Stored data:
* * * * * * * * *

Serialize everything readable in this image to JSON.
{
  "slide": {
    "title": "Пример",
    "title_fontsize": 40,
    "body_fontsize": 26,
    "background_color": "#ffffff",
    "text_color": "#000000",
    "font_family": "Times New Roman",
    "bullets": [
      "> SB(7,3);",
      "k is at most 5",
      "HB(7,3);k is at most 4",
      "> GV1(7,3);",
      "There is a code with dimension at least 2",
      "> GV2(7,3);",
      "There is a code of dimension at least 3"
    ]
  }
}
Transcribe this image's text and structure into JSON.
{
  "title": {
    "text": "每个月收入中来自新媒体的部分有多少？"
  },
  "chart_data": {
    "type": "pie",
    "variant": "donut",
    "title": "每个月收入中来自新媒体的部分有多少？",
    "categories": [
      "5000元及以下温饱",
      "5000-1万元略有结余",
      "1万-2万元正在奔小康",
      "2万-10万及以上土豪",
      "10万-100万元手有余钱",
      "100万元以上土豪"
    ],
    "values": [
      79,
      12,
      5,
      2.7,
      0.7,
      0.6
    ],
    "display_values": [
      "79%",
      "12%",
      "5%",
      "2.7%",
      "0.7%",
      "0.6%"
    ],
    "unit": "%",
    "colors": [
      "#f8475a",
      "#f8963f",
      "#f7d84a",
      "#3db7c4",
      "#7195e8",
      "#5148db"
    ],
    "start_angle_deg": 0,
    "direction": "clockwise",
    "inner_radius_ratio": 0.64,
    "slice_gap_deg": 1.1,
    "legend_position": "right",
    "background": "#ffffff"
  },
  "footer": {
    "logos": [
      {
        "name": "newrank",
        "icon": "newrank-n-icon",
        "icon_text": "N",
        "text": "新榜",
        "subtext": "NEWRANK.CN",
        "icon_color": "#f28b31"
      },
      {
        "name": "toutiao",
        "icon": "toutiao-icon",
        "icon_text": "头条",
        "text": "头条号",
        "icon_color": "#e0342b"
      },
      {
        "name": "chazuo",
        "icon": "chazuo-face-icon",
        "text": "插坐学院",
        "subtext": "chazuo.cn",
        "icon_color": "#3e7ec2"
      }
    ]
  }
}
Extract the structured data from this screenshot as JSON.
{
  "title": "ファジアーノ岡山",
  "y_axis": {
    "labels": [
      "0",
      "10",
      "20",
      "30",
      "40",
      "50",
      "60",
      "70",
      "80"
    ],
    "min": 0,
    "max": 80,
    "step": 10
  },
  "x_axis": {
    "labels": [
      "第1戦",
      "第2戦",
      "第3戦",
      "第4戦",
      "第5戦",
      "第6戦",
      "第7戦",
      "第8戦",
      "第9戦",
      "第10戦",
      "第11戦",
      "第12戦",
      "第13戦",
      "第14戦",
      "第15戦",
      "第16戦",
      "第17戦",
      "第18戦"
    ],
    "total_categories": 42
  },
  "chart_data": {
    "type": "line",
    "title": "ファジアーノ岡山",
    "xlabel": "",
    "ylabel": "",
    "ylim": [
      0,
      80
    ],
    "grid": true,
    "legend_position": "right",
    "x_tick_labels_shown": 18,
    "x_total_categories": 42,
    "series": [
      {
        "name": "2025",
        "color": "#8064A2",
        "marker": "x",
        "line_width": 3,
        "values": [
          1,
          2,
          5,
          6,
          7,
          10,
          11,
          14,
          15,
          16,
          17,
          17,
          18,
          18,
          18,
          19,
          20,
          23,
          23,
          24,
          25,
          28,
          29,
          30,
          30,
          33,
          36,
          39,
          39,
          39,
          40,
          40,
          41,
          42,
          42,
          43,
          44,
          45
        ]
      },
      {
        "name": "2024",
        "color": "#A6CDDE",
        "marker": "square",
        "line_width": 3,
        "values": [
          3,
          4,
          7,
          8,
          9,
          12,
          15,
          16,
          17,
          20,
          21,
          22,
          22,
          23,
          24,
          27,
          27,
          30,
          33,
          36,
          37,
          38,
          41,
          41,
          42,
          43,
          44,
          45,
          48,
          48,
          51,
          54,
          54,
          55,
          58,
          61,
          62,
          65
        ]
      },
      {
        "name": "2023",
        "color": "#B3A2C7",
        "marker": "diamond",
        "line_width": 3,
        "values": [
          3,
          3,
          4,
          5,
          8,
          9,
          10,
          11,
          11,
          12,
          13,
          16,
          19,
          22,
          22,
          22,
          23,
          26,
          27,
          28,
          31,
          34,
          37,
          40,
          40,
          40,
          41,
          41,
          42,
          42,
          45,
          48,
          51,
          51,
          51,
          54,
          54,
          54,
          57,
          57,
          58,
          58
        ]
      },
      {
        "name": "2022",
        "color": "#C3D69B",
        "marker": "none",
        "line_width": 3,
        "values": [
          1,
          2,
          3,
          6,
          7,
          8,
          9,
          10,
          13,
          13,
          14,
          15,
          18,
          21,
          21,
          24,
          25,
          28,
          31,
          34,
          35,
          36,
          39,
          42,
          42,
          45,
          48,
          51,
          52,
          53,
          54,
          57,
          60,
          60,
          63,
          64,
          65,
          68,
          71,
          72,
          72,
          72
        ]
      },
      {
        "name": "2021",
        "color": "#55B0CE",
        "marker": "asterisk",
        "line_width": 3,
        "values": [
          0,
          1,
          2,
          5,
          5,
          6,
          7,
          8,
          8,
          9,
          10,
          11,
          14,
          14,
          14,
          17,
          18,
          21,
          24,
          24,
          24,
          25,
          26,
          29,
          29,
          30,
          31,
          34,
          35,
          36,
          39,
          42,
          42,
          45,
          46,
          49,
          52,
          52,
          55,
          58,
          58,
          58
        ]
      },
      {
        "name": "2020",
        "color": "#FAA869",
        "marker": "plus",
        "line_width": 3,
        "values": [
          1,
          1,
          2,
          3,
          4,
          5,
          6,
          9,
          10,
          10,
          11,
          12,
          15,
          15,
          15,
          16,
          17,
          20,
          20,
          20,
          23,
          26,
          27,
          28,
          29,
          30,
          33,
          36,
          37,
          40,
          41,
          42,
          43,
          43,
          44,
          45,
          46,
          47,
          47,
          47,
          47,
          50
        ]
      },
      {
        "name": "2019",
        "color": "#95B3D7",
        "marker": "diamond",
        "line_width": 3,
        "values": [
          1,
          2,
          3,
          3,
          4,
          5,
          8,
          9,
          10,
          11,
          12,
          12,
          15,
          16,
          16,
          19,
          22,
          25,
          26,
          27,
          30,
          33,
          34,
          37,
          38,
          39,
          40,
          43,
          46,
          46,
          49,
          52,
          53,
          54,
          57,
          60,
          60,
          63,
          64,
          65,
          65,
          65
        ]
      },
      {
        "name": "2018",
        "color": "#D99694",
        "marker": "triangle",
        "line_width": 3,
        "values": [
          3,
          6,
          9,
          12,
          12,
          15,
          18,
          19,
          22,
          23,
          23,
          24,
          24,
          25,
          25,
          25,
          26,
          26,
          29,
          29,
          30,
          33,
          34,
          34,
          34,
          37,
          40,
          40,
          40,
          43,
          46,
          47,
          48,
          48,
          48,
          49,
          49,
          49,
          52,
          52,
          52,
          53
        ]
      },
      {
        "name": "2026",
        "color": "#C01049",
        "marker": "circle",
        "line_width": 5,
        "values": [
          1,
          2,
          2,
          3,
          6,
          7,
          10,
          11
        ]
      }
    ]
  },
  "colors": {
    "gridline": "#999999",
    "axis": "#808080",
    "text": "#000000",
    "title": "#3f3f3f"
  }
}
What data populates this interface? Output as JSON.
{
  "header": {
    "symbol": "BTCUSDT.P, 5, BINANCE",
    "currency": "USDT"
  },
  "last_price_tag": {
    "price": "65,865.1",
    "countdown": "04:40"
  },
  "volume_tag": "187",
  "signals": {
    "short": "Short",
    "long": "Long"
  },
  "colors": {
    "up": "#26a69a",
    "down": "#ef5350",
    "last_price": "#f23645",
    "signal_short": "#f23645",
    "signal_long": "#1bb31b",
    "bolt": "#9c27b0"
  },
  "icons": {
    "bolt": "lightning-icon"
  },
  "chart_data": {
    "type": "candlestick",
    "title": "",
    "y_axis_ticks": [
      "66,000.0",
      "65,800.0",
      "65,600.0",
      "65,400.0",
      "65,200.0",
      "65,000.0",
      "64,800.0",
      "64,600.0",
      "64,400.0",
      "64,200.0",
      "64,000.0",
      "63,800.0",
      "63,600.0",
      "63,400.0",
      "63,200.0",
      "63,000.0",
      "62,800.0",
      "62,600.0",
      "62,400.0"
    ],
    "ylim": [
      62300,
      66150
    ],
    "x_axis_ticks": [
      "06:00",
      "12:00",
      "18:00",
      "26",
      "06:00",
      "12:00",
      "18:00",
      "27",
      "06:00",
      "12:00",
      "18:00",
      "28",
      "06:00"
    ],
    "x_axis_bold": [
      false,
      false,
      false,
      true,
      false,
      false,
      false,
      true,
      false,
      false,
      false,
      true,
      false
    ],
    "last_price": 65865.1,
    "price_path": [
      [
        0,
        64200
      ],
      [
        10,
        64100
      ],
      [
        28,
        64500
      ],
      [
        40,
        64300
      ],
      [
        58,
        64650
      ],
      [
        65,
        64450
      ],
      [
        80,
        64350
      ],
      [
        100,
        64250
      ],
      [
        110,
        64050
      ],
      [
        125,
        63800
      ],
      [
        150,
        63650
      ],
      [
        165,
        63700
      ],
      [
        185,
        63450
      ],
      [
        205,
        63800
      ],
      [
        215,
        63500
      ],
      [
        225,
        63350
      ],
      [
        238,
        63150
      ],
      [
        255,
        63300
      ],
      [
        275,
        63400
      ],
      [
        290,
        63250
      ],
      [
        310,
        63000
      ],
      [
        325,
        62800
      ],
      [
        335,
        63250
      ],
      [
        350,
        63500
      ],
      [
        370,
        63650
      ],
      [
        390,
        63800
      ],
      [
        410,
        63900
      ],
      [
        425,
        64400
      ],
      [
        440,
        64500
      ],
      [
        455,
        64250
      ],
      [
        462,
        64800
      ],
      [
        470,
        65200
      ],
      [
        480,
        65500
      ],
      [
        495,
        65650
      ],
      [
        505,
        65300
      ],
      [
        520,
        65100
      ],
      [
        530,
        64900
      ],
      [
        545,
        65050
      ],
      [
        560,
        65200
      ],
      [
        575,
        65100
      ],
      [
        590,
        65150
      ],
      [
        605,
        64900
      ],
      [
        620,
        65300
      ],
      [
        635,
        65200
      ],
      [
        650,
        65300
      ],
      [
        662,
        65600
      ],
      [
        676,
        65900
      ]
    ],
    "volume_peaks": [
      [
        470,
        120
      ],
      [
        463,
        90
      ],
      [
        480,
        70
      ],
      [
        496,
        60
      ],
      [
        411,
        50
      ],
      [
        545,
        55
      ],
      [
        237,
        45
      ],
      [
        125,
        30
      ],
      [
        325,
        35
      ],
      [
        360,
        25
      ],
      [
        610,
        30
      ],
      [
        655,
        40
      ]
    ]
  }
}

* * * * * * * * *

Your task: Look through the entries above for the word "subtext". Copy every line where it shows up.

Response to the task:
        "subtext": "NEWRANK.CN",
        "subtext": "chazuo.cn",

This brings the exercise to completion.